From the entries that follow, pick out all lines holding "object".

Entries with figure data
-- begin --
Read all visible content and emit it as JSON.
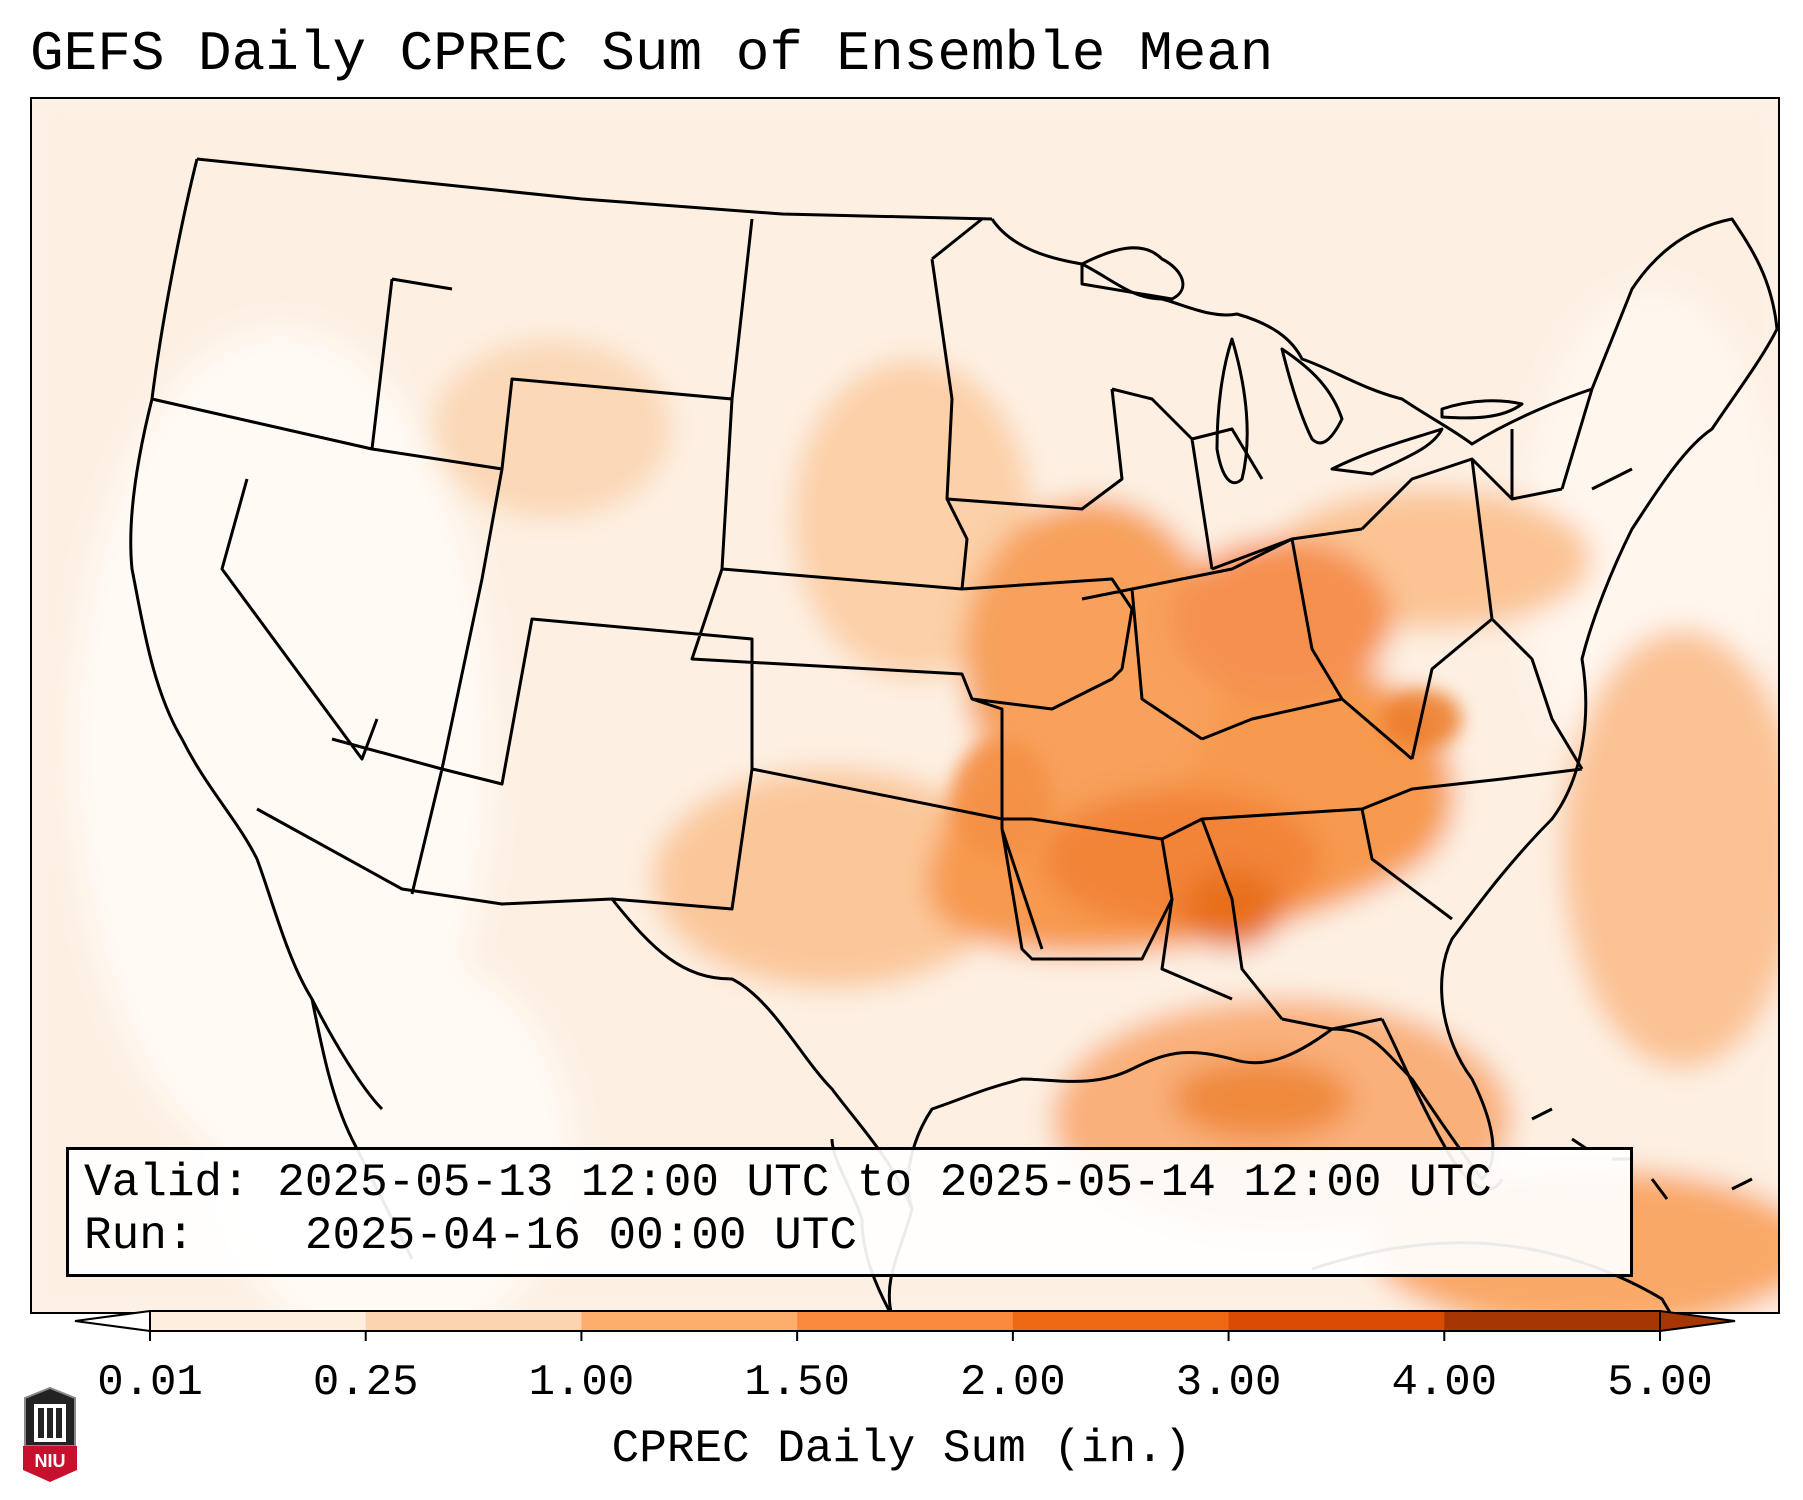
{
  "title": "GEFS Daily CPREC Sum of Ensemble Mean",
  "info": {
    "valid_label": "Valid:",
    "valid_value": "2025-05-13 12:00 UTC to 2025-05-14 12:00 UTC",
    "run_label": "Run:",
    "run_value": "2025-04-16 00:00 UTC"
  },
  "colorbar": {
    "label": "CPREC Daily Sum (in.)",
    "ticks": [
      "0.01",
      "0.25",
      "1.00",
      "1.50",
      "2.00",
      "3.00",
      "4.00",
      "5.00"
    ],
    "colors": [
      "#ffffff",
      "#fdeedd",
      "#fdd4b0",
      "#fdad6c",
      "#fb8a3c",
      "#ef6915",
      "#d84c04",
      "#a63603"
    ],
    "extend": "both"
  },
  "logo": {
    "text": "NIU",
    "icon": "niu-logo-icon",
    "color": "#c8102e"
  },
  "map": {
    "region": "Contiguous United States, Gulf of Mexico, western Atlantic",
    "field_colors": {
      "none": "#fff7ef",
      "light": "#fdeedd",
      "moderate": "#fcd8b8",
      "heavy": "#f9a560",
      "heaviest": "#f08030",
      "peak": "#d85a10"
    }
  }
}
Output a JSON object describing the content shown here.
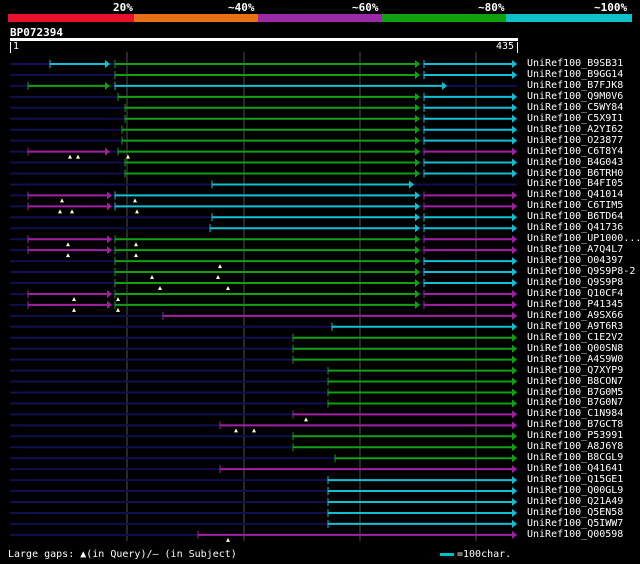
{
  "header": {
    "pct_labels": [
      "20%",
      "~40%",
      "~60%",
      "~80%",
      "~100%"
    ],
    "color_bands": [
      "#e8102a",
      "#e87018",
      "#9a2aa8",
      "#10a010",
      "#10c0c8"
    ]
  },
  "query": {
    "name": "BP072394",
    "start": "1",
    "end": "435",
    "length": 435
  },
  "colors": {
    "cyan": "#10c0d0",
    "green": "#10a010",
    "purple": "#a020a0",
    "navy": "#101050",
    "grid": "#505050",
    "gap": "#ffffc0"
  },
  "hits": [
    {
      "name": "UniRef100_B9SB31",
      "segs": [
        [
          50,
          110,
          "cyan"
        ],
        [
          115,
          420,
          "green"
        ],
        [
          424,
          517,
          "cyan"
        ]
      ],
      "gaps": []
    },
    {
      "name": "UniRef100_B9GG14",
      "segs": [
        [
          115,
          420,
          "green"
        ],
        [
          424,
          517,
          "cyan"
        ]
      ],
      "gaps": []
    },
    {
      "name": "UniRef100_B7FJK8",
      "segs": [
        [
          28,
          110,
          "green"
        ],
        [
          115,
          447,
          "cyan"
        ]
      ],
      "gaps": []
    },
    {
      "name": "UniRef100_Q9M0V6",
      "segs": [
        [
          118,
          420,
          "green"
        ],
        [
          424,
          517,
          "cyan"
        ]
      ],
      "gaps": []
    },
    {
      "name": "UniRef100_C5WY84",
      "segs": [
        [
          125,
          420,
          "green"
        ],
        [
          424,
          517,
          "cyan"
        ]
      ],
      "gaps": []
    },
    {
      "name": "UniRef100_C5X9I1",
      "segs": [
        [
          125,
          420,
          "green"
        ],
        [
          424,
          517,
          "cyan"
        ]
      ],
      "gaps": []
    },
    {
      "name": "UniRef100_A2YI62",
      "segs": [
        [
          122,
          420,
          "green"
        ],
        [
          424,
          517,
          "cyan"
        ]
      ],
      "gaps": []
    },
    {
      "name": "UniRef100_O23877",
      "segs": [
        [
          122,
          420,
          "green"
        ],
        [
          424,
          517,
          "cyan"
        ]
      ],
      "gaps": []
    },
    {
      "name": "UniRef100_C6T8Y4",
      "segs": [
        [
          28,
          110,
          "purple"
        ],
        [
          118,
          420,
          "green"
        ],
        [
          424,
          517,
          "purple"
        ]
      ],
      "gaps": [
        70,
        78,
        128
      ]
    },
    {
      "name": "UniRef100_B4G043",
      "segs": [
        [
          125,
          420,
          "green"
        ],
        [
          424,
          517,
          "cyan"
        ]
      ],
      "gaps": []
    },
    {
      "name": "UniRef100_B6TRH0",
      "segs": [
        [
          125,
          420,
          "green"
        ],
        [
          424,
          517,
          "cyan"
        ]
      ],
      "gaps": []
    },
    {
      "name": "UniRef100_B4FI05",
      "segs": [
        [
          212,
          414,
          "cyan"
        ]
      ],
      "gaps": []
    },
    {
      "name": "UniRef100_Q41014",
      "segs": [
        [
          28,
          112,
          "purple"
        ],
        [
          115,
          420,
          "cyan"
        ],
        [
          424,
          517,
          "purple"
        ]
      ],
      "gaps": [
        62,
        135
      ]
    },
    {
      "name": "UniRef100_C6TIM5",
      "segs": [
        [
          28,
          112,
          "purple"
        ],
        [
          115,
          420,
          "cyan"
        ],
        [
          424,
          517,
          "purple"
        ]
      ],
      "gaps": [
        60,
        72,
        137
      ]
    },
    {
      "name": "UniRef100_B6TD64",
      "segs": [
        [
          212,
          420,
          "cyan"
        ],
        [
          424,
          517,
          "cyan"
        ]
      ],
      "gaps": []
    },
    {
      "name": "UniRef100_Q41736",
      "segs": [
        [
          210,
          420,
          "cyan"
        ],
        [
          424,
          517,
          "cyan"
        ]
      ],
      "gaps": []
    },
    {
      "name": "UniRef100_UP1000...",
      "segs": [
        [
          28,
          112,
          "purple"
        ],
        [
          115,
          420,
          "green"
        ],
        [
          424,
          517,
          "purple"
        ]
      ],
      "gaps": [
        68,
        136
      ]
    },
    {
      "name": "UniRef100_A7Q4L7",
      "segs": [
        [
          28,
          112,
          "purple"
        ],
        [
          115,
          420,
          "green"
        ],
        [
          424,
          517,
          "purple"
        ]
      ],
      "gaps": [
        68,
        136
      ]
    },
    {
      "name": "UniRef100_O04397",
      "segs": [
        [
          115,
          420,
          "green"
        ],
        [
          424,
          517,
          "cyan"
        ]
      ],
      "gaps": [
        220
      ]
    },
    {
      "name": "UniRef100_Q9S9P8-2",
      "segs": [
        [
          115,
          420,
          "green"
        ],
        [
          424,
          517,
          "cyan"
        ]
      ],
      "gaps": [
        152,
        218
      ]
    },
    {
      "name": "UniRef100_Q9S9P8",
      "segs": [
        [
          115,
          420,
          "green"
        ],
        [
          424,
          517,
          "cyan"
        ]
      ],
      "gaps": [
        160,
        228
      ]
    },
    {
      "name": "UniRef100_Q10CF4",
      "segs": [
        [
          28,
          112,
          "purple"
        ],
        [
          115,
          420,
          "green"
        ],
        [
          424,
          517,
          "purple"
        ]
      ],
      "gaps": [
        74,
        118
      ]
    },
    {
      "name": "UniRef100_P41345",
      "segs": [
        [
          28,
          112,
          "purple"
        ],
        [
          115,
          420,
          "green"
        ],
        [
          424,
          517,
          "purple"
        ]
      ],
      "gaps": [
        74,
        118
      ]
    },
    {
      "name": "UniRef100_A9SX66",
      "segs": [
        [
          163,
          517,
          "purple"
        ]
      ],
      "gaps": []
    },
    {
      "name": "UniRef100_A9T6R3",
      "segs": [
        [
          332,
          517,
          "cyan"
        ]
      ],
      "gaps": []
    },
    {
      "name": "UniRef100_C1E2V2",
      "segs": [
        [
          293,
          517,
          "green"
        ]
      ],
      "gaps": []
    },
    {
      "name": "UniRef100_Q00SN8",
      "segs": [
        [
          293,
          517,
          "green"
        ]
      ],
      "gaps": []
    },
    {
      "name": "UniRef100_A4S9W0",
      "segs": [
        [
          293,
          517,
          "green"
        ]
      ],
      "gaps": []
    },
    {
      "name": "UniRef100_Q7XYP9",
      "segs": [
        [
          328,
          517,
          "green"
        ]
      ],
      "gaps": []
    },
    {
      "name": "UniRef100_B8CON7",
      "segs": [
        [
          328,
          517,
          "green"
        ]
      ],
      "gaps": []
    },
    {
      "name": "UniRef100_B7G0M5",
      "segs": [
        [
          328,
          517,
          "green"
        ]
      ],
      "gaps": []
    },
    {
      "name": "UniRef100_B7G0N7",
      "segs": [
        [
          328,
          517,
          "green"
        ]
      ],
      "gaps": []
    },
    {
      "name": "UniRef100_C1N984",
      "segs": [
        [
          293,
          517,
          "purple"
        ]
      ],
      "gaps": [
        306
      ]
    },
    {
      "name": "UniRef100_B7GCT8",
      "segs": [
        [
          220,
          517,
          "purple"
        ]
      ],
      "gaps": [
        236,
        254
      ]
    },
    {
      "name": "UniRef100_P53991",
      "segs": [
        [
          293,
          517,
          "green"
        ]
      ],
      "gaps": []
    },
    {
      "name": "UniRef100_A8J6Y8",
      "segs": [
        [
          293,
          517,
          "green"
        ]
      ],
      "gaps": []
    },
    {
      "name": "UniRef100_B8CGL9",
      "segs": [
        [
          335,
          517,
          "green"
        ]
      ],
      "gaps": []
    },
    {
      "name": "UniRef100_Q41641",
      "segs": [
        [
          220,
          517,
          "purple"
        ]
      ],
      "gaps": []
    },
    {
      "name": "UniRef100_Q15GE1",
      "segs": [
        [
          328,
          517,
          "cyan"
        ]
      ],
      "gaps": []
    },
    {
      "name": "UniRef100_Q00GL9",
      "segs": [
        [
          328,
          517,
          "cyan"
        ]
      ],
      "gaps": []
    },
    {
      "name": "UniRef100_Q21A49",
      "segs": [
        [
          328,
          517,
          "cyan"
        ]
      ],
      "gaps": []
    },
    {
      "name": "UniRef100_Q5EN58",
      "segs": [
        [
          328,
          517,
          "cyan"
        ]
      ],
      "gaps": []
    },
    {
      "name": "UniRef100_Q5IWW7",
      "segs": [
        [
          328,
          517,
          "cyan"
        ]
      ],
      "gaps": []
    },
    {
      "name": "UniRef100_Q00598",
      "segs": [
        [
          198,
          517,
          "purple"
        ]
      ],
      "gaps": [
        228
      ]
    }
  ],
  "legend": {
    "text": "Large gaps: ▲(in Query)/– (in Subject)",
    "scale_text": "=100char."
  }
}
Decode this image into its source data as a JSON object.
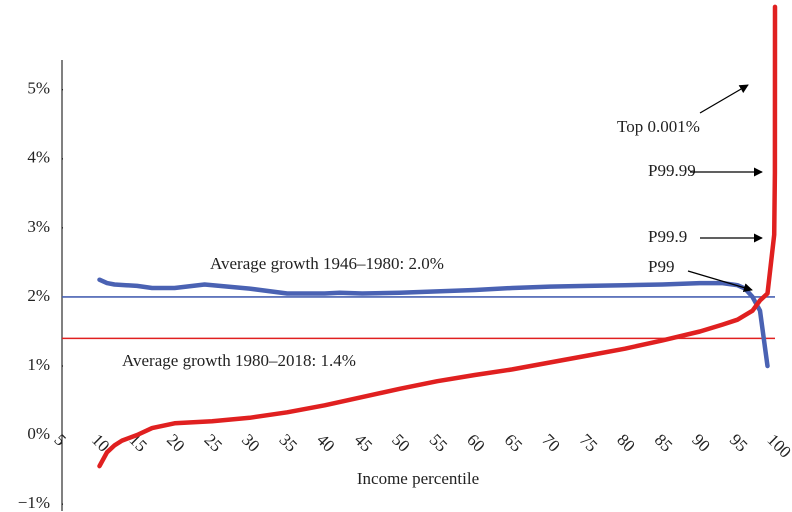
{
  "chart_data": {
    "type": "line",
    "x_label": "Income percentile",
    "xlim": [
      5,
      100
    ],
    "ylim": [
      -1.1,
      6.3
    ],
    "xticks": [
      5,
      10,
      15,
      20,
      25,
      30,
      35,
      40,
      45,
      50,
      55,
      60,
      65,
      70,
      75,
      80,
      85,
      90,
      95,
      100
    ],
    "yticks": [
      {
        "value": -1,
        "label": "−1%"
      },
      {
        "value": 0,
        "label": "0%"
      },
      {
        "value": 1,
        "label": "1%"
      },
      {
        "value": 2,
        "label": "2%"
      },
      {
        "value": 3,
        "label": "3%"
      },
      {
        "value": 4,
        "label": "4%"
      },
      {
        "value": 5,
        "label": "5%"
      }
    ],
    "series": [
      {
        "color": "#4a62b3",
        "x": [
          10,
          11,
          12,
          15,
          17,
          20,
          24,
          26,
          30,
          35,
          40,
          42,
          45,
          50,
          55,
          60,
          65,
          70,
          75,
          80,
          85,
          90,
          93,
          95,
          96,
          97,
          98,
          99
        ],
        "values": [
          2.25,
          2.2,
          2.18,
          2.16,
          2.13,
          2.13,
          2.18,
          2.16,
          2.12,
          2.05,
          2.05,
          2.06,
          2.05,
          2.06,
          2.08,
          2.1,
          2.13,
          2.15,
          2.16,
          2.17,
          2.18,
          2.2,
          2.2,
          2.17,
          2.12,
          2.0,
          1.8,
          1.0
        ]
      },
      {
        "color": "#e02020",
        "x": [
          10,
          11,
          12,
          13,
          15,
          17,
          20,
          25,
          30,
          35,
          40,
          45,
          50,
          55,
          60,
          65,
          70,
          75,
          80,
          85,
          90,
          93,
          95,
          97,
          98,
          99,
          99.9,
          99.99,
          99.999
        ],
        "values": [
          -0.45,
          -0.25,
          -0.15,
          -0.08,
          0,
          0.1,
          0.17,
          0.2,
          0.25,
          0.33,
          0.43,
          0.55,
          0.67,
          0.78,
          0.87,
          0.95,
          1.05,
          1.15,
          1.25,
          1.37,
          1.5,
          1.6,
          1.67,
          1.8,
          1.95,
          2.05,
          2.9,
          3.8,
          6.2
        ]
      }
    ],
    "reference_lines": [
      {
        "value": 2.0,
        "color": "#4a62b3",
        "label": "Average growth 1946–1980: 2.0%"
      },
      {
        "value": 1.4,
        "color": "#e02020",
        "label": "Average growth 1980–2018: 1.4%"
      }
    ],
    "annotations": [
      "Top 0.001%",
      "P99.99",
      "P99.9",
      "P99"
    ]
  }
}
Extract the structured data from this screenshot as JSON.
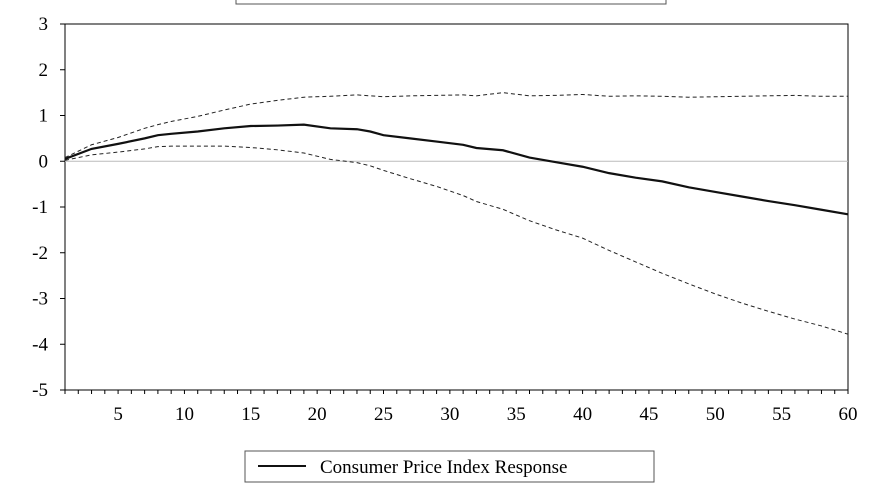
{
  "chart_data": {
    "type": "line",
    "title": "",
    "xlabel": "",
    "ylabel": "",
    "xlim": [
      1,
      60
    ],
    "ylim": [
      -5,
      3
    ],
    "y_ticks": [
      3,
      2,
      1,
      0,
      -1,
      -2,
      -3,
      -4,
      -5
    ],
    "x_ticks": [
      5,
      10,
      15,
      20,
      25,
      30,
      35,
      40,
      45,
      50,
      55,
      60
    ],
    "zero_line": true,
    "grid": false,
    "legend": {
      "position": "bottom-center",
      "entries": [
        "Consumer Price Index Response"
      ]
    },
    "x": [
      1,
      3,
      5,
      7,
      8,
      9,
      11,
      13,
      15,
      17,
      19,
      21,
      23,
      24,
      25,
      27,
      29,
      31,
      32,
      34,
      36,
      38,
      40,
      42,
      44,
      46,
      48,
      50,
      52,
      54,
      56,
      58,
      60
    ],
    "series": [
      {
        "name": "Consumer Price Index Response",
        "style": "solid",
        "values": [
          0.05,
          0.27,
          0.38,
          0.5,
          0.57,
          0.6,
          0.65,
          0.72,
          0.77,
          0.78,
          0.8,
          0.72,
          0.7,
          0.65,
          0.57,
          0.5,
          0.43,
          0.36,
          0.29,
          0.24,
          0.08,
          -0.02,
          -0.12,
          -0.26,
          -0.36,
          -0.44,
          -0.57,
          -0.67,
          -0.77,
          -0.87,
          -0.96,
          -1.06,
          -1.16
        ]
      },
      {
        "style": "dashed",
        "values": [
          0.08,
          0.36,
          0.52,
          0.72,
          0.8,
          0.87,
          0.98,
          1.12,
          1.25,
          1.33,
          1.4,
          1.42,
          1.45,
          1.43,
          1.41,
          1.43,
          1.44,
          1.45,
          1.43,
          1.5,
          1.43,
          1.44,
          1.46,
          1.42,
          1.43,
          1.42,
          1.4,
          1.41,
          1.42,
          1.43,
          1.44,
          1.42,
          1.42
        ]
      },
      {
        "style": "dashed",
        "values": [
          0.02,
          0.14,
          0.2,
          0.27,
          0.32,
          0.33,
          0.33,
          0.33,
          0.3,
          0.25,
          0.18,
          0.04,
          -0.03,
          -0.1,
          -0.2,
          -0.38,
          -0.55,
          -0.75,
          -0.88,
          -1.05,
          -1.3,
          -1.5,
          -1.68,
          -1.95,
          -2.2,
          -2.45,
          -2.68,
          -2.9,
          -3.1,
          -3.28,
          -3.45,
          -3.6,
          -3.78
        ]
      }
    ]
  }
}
-- end --
◆ REPLY ◆
Output a JSON object describing the content shown here.
Decode this image into its source data as a JSON object.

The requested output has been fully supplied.